Exercise data:
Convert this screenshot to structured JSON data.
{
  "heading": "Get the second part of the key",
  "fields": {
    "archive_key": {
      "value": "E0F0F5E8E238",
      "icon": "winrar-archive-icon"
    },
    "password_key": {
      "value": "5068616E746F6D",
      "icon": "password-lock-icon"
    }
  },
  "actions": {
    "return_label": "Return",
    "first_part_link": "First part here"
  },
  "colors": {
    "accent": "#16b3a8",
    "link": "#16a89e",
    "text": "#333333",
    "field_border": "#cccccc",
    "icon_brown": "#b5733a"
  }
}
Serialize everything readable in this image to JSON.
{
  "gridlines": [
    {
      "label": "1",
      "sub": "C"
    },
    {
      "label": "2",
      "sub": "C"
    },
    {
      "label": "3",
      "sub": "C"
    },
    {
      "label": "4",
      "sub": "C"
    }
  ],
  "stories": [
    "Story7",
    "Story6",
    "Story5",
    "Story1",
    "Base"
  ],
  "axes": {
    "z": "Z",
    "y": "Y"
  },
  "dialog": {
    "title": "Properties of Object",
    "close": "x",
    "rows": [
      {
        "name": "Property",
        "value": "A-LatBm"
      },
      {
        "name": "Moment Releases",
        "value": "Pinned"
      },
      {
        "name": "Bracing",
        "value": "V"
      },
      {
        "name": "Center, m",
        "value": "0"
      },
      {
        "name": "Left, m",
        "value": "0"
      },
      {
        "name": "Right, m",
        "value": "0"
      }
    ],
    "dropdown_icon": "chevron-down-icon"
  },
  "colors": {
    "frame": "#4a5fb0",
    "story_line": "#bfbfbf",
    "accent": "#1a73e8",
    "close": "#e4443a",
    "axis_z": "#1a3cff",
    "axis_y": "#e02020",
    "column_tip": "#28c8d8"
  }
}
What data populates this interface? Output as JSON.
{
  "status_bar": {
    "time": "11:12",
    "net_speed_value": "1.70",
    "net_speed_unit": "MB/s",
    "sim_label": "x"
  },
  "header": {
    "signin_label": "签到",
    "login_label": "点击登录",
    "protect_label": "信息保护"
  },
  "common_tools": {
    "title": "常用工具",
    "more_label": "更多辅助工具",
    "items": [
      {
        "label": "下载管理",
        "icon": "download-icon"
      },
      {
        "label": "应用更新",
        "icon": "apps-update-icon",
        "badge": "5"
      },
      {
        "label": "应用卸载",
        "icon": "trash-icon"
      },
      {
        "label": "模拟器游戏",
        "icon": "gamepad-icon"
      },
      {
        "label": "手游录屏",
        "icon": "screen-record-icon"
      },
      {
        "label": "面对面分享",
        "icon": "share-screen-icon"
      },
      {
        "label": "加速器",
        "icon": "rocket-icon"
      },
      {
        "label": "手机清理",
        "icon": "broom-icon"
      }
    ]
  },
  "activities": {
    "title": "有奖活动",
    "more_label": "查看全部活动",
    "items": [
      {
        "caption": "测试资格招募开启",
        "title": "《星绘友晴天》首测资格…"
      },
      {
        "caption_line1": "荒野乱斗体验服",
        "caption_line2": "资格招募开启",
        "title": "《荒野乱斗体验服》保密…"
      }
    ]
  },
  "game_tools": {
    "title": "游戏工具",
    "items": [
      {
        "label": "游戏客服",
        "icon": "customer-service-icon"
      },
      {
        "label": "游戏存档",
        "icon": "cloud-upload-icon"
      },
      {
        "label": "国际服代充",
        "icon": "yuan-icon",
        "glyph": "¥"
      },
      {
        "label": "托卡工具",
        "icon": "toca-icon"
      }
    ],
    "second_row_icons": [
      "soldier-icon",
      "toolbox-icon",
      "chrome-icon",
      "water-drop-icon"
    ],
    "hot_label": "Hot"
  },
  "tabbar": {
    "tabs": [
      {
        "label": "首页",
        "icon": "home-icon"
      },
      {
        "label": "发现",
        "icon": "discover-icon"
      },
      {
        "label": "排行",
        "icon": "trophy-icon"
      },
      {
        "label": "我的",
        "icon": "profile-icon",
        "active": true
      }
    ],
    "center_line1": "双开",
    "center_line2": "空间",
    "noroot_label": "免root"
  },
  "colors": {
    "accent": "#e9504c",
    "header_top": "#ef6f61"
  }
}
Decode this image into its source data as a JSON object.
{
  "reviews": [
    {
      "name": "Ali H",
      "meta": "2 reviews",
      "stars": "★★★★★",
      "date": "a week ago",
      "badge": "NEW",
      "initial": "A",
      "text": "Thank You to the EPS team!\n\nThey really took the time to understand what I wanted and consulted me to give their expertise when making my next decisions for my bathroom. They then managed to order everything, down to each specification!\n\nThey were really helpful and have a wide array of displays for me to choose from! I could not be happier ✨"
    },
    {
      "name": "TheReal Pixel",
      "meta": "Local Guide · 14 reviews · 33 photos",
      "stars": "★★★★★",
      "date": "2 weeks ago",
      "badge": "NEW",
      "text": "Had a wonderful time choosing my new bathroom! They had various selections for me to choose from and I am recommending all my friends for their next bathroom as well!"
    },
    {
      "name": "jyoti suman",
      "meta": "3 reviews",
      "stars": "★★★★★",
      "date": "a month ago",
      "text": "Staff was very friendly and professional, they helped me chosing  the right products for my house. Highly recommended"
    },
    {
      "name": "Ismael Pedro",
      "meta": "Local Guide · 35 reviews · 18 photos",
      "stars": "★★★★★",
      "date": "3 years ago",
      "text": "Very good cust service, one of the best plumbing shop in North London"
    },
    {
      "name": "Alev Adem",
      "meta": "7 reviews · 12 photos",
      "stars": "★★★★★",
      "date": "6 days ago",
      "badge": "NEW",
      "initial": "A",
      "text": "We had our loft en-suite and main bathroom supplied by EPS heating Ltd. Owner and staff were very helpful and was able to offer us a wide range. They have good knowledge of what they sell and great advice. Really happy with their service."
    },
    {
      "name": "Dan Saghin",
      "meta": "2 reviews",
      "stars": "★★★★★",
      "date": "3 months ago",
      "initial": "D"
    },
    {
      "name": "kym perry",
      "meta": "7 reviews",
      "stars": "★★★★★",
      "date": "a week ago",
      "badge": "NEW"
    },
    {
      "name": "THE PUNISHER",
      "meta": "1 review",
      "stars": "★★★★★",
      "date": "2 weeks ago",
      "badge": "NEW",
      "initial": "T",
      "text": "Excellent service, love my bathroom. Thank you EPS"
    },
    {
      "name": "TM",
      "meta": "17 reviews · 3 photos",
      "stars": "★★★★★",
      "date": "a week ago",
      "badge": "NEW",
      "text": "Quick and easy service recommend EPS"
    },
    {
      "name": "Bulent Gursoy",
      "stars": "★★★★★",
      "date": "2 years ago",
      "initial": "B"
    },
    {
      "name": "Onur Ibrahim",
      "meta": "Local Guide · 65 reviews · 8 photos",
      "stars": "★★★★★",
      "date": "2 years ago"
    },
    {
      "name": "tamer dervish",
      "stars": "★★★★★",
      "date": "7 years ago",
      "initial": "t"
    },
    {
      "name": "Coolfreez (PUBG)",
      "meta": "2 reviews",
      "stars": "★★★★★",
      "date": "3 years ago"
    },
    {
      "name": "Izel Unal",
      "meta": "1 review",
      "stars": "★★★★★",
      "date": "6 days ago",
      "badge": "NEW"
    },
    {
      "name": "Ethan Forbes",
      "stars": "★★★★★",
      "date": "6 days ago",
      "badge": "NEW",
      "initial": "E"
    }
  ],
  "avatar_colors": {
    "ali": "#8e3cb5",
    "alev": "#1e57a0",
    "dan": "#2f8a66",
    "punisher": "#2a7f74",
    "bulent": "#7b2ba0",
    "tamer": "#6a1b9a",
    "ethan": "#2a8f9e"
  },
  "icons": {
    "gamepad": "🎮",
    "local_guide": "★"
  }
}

Stated goal: Show every line that contains the word "time".

Output below:
    "time": "11:12",
      "text": "Thank You to the EPS team!\n\nThey really took the time to understand what I wanted and consulted me to give their expertise when making my next decisions for my bathroom. They then managed to order everything, down to each specification!\n\nThey were really helpful and have a wide array of displays for me to choose from! I could not be happier ✨"
      "text": "Had a wonderful time choosing my new bathroom! They had various selections for me to choose from and I am recommending all my friends for their next bathroom as well!"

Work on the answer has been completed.